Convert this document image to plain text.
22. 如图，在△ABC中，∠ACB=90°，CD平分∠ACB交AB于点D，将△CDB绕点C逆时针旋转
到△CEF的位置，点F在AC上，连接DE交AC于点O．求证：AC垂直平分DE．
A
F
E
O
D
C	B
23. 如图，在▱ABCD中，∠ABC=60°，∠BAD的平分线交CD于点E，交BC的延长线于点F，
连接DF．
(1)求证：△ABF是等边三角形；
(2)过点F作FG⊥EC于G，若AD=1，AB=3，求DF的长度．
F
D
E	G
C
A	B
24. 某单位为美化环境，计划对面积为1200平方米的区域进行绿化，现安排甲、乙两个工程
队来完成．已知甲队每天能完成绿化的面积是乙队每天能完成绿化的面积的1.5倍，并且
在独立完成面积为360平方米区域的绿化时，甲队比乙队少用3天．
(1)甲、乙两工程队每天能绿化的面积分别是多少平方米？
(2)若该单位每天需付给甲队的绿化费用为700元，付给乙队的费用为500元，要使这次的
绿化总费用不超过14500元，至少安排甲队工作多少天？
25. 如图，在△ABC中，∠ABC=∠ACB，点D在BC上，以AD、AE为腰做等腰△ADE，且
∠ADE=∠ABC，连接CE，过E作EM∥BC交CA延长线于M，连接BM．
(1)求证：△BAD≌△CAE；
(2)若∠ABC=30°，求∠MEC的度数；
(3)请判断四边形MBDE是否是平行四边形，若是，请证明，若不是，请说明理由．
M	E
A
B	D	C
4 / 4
────────
* What to do *
Transcribe all of the material exactly. Omit nothing.

* Written answer *
Convert this document image to plain text.
22. 如图，在△ABC中，∠ACB=90°，CD平分∠ACB交AB于点D，将△CDB绕点C逆时针旋转
到△CEF的位置，点F在AC上，连接DE交AC于点O．求证：AC垂直平分DE．
A
F
E
O
D
C	B
23. 如图，在▱ABCD中，∠ABC=60°，∠BAD的平分线交CD于点E，交BC的延长线于点F，
连接DF．
(1)求证：△ABF是等边三角形；
(2)过点F作FG⊥EC于G，若AD=1，AB=3，求DF的长度．
F
D
E	G
C
A	B
24. 某单位为美化环境，计划对面积为1200平方米的区域进行绿化，现安排甲、乙两个工程
队来完成．已知甲队每天能完成绿化的面积是乙队每天能完成绿化的面积的1.5倍，并且
在独立完成面积为360平方米区域的绿化时，甲队比乙队少用3天．
(1)甲、乙两工程队每天能绿化的面积分别是多少平方米？
(2)若该单位每天需付给甲队的绿化费用为700元，付给乙队的费用为500元，要使这次的
绿化总费用不超过14500元，至少安排甲队工作多少天？
25. 如图，在△ABC中，∠ABC=∠ACB，点D在BC上，以AD、AE为腰做等腰△ADE，且
∠ADE=∠ABC，连接CE，过E作EM∥BC交CA延长线于M，连接BM．
(1)求证：△BAD≌△CAE；
(2)若∠ABC=30°，求∠MEC的度数；
(3)请判断四边形MBDE是否是平行四边形，若是，请证明，若不是，请说明理由．
M	E
A
B	D	C
4 / 4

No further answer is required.